The request>
Rewrite the data from its first line through the line containing "482, 698, 498]", both included, as a Markdown table with the columns No. and Entry, giving each line a row number and leaving out blank lines.

Working data>
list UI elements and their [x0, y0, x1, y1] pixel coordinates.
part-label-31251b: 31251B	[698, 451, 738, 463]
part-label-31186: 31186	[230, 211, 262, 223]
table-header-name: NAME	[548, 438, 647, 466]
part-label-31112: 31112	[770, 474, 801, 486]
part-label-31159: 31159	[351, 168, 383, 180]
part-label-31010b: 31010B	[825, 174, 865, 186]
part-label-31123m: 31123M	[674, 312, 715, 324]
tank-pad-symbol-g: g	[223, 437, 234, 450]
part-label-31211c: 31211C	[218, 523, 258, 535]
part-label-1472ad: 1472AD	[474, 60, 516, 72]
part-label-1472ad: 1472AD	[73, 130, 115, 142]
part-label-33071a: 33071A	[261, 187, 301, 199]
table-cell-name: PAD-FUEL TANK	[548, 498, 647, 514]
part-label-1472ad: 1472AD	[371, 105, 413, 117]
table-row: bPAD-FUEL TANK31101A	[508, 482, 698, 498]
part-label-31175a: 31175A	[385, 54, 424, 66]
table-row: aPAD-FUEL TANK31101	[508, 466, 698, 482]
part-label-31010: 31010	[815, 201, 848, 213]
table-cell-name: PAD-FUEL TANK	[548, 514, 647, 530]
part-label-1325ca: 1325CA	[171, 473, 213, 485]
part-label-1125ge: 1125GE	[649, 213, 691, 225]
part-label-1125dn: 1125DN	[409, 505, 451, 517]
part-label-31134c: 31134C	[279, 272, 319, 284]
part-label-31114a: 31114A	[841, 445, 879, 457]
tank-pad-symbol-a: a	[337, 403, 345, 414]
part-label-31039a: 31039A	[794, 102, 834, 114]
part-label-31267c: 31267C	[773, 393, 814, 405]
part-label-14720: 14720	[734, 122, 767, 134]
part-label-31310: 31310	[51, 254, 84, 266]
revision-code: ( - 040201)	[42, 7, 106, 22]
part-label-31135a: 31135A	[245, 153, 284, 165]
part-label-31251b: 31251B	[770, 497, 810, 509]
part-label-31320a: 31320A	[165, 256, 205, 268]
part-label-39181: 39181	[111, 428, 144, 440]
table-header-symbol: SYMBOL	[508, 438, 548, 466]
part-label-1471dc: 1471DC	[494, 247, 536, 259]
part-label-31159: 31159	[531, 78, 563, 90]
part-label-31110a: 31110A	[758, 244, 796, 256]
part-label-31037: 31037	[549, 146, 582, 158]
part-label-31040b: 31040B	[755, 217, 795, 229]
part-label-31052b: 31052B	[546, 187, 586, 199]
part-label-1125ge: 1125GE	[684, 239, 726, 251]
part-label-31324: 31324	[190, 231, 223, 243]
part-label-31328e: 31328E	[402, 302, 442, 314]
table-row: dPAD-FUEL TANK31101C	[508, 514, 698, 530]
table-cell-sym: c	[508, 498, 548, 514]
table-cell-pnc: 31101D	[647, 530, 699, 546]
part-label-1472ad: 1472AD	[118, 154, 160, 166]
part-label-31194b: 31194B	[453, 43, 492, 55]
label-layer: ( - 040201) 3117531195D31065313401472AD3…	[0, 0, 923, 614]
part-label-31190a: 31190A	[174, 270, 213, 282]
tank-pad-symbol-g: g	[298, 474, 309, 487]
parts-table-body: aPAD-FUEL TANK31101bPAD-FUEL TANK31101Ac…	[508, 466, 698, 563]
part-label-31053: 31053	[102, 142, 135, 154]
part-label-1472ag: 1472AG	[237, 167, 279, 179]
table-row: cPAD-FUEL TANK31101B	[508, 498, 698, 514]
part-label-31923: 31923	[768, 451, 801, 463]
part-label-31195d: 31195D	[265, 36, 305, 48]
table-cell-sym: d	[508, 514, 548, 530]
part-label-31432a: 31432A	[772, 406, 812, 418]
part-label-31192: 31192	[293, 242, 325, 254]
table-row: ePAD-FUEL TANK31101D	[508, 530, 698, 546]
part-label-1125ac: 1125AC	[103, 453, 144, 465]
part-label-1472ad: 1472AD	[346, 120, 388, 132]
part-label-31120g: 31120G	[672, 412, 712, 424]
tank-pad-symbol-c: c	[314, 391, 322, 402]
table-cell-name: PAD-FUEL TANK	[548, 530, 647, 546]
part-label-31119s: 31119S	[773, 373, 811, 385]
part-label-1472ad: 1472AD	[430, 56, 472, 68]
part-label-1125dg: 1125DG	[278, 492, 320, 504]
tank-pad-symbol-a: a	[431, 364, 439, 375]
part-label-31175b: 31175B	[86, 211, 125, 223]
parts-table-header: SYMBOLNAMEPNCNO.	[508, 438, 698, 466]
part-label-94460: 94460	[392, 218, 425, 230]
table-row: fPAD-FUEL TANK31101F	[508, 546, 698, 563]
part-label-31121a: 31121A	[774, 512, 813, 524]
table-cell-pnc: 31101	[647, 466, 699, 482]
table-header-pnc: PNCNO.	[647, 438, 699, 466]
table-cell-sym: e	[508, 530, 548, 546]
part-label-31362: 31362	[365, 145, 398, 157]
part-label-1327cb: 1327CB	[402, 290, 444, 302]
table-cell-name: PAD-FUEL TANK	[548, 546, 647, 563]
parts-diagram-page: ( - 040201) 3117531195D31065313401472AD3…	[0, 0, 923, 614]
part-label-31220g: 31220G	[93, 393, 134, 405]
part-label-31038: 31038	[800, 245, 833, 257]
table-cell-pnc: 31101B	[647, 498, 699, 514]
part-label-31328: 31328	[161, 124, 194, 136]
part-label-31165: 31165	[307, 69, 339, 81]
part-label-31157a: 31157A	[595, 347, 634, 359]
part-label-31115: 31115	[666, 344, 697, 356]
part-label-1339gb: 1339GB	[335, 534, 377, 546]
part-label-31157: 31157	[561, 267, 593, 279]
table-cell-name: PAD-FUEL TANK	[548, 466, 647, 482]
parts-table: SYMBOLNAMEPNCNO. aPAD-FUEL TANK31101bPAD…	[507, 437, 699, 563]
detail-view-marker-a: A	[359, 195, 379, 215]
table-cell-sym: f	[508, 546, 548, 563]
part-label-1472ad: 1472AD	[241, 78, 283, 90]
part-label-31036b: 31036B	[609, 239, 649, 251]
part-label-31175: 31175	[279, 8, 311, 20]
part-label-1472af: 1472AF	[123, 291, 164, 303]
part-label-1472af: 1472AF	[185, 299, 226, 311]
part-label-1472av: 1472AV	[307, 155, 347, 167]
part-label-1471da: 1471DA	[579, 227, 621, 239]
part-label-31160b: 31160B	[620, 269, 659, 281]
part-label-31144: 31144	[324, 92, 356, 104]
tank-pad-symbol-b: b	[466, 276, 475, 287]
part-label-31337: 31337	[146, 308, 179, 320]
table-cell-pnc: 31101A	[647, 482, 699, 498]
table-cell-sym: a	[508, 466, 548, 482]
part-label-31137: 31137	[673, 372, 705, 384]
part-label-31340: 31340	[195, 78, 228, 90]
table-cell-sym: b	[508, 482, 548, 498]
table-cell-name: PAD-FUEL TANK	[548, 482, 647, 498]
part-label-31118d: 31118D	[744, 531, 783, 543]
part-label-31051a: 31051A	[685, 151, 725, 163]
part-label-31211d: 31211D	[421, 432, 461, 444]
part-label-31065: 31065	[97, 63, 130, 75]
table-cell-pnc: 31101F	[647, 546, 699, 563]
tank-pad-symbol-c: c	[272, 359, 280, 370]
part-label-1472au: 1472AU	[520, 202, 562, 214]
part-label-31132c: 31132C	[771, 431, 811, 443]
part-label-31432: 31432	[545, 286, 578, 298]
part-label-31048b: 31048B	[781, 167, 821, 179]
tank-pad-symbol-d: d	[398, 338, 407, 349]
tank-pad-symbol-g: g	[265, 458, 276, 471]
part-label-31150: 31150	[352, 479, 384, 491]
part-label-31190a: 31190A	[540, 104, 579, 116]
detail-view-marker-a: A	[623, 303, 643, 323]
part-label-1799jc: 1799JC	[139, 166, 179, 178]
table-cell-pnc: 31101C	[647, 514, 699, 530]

Written solution>
| No. | Entry |
|---|---|
| 1 | list UI elements and their [x0, y0, x1, y1] pixel coordinates. |
| 2 | part-label-31251b: 31251B	[698, 451, 738, 463] |
| 3 | part-label-31186: 31186	[230, 211, 262, 223] |
| 4 | table-header-name: NAME	[548, 438, 647, 466] |
| 5 | part-label-31112: 31112	[770, 474, 801, 486] |
| 6 | part-label-31159: 31159	[351, 168, 383, 180] |
| 7 | part-label-31010b: 31010B	[825, 174, 865, 186] |
| 8 | part-label-31123m: 31123M	[674, 312, 715, 324] |
| 9 | tank-pad-symbol-g: g	[223, 437, 234, 450] |
| 10 | part-label-31211c: 31211C	[218, 523, 258, 535] |
| 11 | part-label-1472ad: 1472AD	[474, 60, 516, 72] |
| 12 | part-label-1472ad: 1472AD	[73, 130, 115, 142] |
| 13 | part-label-33071a: 33071A	[261, 187, 301, 199] |
| 14 | table-cell-name: PAD-FUEL TANK	[548, 498, 647, 514] |
| 15 | part-label-1472ad: 1472AD	[371, 105, 413, 117] |
| 16 | table-row: bPAD-FUEL TANK31101A	[508, 482, 698, 498] |